**What is expected**.
An exact copy of the records is required, minus the pictures they hold.

**Material for this exercise**.
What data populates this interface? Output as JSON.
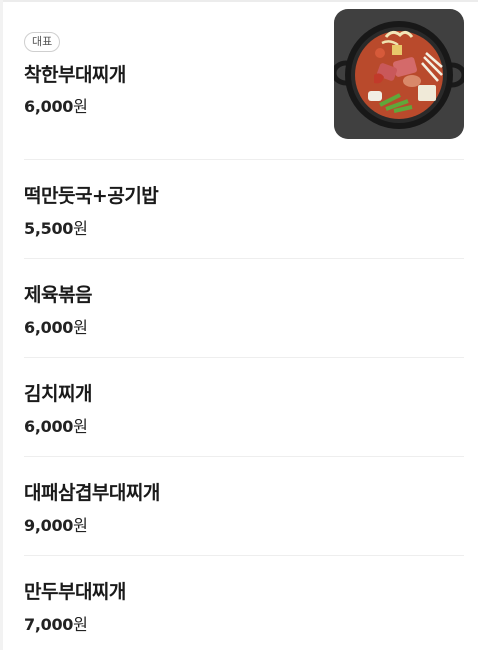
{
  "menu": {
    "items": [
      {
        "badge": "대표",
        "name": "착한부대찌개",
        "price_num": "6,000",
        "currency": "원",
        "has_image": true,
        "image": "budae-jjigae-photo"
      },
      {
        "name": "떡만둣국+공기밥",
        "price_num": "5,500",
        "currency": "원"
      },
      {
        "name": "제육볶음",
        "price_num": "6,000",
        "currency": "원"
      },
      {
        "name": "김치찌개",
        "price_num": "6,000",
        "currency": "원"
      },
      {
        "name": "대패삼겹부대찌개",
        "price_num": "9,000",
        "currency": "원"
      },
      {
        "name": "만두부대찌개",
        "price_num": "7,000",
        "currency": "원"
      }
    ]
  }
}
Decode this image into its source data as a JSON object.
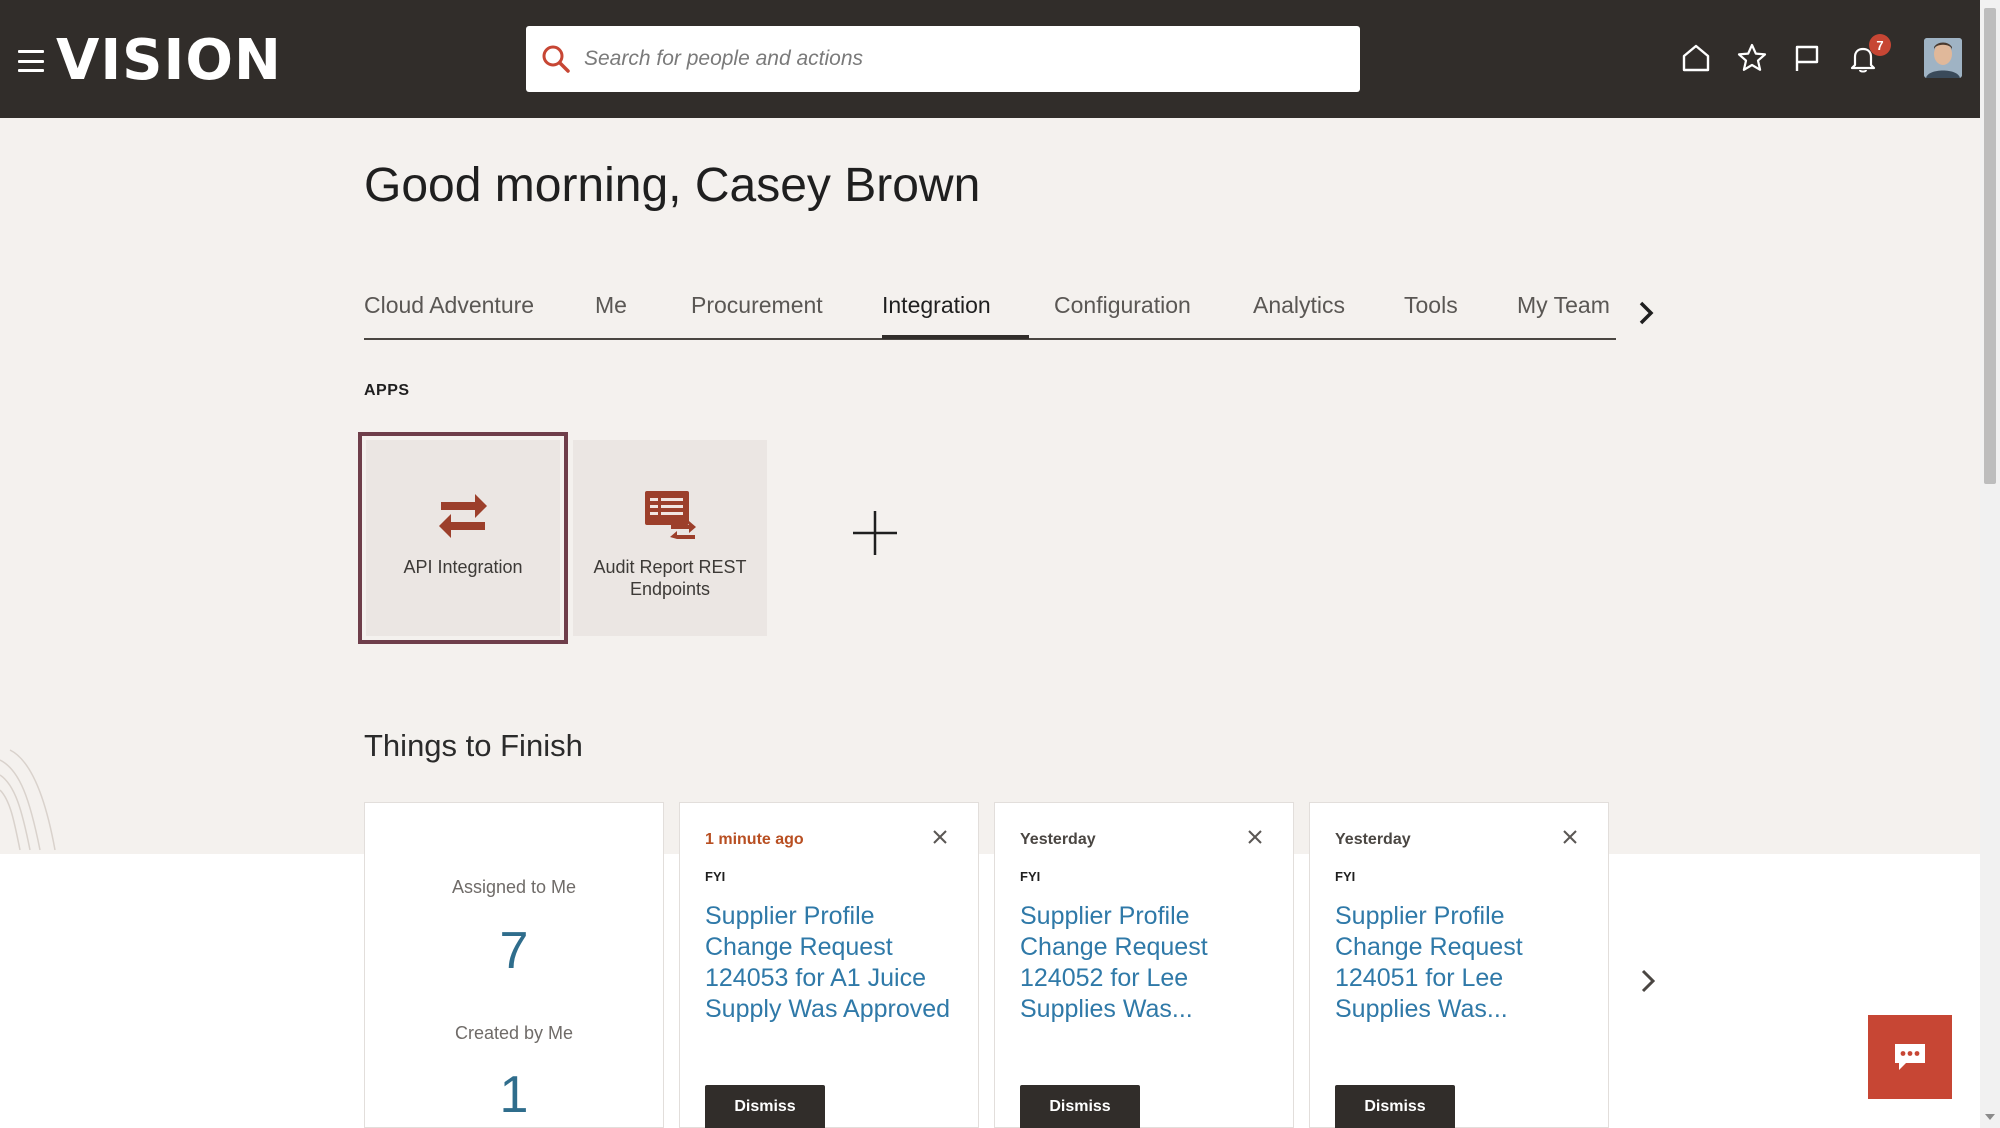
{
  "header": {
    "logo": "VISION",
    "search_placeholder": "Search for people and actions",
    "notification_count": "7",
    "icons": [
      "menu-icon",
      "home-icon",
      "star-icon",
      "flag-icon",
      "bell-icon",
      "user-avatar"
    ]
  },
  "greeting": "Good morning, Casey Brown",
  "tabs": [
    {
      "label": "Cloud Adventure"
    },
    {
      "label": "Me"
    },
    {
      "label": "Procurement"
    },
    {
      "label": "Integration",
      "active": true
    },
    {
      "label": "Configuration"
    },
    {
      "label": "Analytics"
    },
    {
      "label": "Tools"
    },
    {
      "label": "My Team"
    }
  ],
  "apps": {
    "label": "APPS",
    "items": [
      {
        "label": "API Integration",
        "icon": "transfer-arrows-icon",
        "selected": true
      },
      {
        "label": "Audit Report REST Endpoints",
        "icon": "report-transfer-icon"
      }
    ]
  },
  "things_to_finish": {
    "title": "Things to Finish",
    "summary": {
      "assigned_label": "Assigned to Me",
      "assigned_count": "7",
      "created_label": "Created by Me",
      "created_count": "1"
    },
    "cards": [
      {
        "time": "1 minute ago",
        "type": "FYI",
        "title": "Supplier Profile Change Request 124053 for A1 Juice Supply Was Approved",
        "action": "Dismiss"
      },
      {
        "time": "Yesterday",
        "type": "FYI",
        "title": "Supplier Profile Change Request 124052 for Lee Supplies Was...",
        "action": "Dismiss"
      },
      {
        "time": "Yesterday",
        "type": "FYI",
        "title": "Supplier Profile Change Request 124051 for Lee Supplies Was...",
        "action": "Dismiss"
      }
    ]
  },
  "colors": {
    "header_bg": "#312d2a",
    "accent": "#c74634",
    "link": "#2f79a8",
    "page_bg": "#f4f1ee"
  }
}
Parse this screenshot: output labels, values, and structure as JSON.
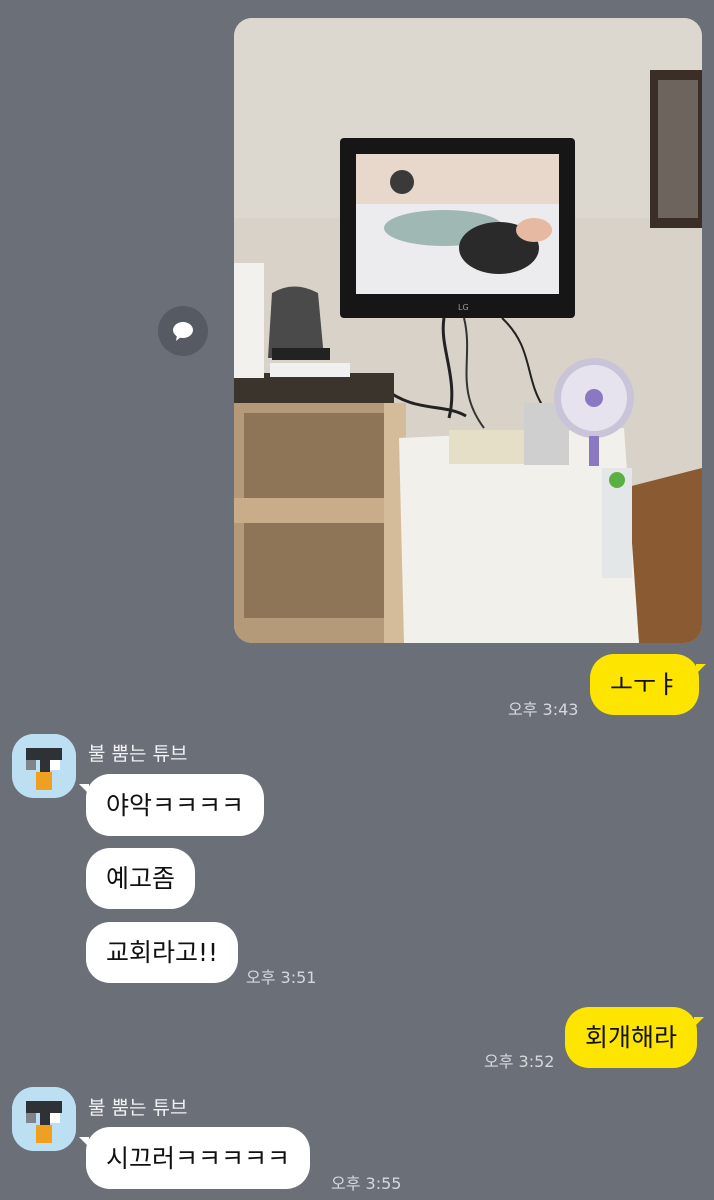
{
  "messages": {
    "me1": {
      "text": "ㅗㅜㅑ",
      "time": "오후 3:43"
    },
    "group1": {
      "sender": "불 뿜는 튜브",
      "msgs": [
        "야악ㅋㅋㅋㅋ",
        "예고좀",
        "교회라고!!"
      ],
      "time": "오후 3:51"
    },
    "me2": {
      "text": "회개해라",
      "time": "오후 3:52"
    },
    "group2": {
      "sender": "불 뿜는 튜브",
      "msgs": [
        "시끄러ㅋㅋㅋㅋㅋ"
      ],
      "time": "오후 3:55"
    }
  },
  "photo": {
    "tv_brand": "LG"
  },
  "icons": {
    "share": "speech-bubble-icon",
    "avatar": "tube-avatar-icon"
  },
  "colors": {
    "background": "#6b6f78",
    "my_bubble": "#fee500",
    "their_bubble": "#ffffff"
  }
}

**Final answer**.
What data populates this interface? Output as JSON.
{
  "menu": {
    "items": [
      {
        "badge": "대표",
        "name": "착한부대찌개",
        "price_num": "6,000",
        "currency": "원",
        "has_image": true,
        "image": "budae-jjigae-photo"
      },
      {
        "name": "떡만둣국+공기밥",
        "price_num": "5,500",
        "currency": "원"
      },
      {
        "name": "제육볶음",
        "price_num": "6,000",
        "currency": "원"
      },
      {
        "name": "김치찌개",
        "price_num": "6,000",
        "currency": "원"
      },
      {
        "name": "대패삼겹부대찌개",
        "price_num": "9,000",
        "currency": "원"
      },
      {
        "name": "만두부대찌개",
        "price_num": "7,000",
        "currency": "원"
      }
    ]
  }
}
Decode this image into its source data as a JSON object.
{
  "header": {
    "logo": "VISION",
    "search_placeholder": "Search for people and actions",
    "notification_count": "7",
    "icons": [
      "menu-icon",
      "home-icon",
      "star-icon",
      "flag-icon",
      "bell-icon",
      "user-avatar"
    ]
  },
  "greeting": "Good morning, Casey Brown",
  "tabs": [
    {
      "label": "Cloud Adventure"
    },
    {
      "label": "Me"
    },
    {
      "label": "Procurement"
    },
    {
      "label": "Integration",
      "active": true
    },
    {
      "label": "Configuration"
    },
    {
      "label": "Analytics"
    },
    {
      "label": "Tools"
    },
    {
      "label": "My Team"
    }
  ],
  "apps": {
    "label": "APPS",
    "items": [
      {
        "label": "API Integration",
        "icon": "transfer-arrows-icon",
        "selected": true
      },
      {
        "label": "Audit Report REST Endpoints",
        "icon": "report-transfer-icon"
      }
    ]
  },
  "things_to_finish": {
    "title": "Things to Finish",
    "summary": {
      "assigned_label": "Assigned to Me",
      "assigned_count": "7",
      "created_label": "Created by Me",
      "created_count": "1"
    },
    "cards": [
      {
        "time": "1 minute ago",
        "type": "FYI",
        "title": "Supplier Profile Change Request 124053 for A1 Juice Supply Was Approved",
        "action": "Dismiss"
      },
      {
        "time": "Yesterday",
        "type": "FYI",
        "title": "Supplier Profile Change Request 124052 for Lee Supplies Was...",
        "action": "Dismiss"
      },
      {
        "time": "Yesterday",
        "type": "FYI",
        "title": "Supplier Profile Change Request 124051 for Lee Supplies Was...",
        "action": "Dismiss"
      }
    ]
  },
  "colors": {
    "header_bg": "#312d2a",
    "accent": "#c74634",
    "link": "#2f79a8",
    "page_bg": "#f4f1ee"
  }
}
Parse this screenshot: output labels, values, and structure as JSON.
{
  "messages": {
    "me1": {
      "text": "ㅗㅜㅑ",
      "time": "오후 3:43"
    },
    "group1": {
      "sender": "불 뿜는 튜브",
      "msgs": [
        "야악ㅋㅋㅋㅋ",
        "예고좀",
        "교회라고!!"
      ],
      "time": "오후 3:51"
    },
    "me2": {
      "text": "회개해라",
      "time": "오후 3:52"
    },
    "group2": {
      "sender": "불 뿜는 튜브",
      "msgs": [
        "시끄러ㅋㅋㅋㅋㅋ"
      ],
      "time": "오후 3:55"
    }
  },
  "photo": {
    "tv_brand": "LG"
  },
  "icons": {
    "share": "speech-bubble-icon",
    "avatar": "tube-avatar-icon"
  },
  "colors": {
    "background": "#6b6f78",
    "my_bubble": "#fee500",
    "their_bubble": "#ffffff"
  }
}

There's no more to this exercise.